Vorliegender Text:
Anscheinend wurde bei der Werkzeugherstellung bisweilen sehr pragmatisch gedacht und gehandelt, gleichwohl hätte die ausgefeilte und zweifelsohne vorhandene Bearbeitungstechnik auch formell anspruchsvollere Kratzer zugelassen.
Ein Kratzer wurde aus dem Trümmerstück eines Juraplattenhornstein, vermutl. Jurahornstein Schernfelder Forst hergestellt, der nächste aus Jurahornstein unbekannter Varietät sowie
der letzte aus einem rötlichbraunpatinierten Jurahornstein

Anbei ein Link der einen Teileinblick in unterschiedl. Jurahornsteinvarietäten gewährt.
https://www.uf.phil.fau.de/abteilungen/sammlung/lithothek/plattenhornstein-der-suedoestlichen-frankenalb-2/

Grüße
Peter

thovalo


Hallo Peter!

Wie so oft war augenscheinlich die reine Fenktion wichtiger als das Design!


lG Thomas  :winke:


Darin besteht der Fortschritt der Welt, daß jede ältere Generation von der Jugend behauptet, sie tauge nichts mehr.

Danske

Hallo Peter,

bis auf das 2. Exemplar sehen die doch recht ordentlich aus.  :super:

Erstaunlich ist für mich, dass die Formen über Jahrtausende beibehalten werden, auch über Regionen hinaus, einfach deshalb, weil sie so zweckmäig sind.

Der erste Kratzer sieht wie die Miniatur eines nordischen Löffelschabers aus dem ausgehenden Neolithikum/ Bronzezeit.

Das letzte Stück erinnert mich an einen kleinen MP-Bogenschaber.

Für mich übrigens ist es immer noch nicht ganz klar, wann ein Stück als Kratzer und wann als Schaber bezeichnet wird. Ich weiß, dazu gibt es auch hier im Forum schon heiße Diskussionen, aber so richtig klar ist mir der Unterschied nicht. Schaber = MP und Kratzer = JP, Meso- und Neolithikum?  :kopfkratz: Gerade bei den Stücken mit Lateralretuschen komme ich ins Schwimmen.

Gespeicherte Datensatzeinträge
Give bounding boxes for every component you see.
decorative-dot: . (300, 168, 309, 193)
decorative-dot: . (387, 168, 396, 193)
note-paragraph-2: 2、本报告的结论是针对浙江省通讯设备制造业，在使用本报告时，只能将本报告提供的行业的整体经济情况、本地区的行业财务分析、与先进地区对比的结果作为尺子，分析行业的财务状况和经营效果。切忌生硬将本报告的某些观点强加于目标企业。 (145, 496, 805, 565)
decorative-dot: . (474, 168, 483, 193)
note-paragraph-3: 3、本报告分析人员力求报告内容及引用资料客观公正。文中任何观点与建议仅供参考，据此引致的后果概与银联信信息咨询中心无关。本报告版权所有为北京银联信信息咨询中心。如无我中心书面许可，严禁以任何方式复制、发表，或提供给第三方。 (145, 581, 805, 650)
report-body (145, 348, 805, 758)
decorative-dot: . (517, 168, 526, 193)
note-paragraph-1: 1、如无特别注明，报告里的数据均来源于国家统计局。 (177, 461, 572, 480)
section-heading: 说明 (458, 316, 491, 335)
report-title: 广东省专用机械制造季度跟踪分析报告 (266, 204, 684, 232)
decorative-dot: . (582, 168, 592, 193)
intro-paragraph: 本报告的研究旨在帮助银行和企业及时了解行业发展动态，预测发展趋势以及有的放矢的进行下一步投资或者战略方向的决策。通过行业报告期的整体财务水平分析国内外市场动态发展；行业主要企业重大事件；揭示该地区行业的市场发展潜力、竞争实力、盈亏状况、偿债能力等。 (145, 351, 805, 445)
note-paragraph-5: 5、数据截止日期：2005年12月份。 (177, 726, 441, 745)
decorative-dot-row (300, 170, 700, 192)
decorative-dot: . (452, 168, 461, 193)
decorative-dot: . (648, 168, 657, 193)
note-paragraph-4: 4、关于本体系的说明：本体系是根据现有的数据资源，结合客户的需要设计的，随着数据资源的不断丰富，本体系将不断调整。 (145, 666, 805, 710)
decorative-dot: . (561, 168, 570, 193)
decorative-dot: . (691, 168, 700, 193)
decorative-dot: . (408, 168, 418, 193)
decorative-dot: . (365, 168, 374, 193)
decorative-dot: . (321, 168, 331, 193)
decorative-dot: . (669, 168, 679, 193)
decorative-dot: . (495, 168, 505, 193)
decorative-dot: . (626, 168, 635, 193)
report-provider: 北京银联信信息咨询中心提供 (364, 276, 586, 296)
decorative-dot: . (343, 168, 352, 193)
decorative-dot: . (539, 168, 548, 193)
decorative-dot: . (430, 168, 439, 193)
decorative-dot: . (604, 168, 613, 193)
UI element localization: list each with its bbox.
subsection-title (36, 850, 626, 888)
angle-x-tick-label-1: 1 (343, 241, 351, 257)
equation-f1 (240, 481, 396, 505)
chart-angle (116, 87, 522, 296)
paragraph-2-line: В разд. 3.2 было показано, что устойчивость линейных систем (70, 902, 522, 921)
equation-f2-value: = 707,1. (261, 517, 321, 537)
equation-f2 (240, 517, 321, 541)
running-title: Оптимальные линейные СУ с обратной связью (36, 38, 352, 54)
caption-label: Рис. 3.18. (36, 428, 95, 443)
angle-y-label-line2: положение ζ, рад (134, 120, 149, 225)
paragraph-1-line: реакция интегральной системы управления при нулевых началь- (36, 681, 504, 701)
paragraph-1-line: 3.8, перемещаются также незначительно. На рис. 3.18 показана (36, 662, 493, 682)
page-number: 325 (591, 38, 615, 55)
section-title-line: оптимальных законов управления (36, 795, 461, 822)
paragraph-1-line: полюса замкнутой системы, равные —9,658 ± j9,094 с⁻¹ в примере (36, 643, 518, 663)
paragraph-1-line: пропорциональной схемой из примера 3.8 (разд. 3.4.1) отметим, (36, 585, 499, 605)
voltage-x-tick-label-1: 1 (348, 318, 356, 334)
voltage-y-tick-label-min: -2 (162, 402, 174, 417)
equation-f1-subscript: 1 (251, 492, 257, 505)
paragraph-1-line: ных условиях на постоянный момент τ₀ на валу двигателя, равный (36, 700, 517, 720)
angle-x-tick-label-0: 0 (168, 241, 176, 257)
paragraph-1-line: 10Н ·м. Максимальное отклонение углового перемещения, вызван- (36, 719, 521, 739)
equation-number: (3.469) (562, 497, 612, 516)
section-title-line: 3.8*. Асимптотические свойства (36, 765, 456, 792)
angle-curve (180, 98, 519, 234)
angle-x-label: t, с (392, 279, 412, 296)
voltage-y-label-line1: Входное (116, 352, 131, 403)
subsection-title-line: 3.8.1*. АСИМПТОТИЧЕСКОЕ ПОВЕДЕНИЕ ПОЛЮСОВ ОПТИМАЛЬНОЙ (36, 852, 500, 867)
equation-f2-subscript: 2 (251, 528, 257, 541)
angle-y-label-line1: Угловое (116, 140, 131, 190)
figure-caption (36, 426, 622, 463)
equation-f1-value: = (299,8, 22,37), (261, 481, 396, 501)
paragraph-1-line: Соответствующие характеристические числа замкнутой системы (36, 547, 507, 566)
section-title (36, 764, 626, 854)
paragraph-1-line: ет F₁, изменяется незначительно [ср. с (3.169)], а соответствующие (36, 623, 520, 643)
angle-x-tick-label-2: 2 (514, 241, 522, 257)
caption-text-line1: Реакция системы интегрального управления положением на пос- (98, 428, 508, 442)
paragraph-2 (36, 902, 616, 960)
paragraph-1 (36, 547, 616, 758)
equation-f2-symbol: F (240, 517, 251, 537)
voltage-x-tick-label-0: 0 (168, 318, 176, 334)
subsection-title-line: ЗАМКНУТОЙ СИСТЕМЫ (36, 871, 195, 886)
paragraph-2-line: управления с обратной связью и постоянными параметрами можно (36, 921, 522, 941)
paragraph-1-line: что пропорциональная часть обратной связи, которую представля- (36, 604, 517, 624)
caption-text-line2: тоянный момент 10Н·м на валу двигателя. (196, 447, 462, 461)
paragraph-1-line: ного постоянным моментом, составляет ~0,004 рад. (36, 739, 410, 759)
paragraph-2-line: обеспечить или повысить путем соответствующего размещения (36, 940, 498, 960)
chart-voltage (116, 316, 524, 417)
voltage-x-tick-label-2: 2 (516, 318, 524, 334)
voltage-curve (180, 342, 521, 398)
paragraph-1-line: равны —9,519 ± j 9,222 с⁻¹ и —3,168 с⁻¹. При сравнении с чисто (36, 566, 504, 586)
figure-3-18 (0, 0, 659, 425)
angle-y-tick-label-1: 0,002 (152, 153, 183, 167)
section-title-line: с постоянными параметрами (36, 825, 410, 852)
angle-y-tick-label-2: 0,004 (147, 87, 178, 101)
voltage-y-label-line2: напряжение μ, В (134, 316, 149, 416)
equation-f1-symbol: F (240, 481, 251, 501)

Aufgabe A: Aus welchem Material wurde laut dem Forumsbeitrag über die Kratzer der letzte Kratzer hergestellt?
Aufgabe B: Gib den Teil des Forumsbeitrags über die Kratzer wieder, der mit den Worten „Ein Kratzer wurde“ anfängt und mit „unterschiedl. Jurahornsteinvarietäten gewährt.“ aufhört, und tausche dabei „Trümmerstück“ gegen „Bruchstück“ aus.
Die Auflistung stammt aus einer anderen Quelle.

Lösung A: Aus einem rötlichbraunpatinierten Jurahornstein.

Lösung B:
Ein Kratzer wurde aus dem Bruchstück eines Juraplattenhornstein, vermutl. Jurahornstein Schernfelder Forst hergestellt, der nächste aus Jurahornstein unbekannter Varietät sowie
der letzte aus einem rötlichbraunpatinierten Jurahornstein

Anbei ein Link der einen Teileinblick in unterschiedl. Jurahornsteinvarietäten gewährt.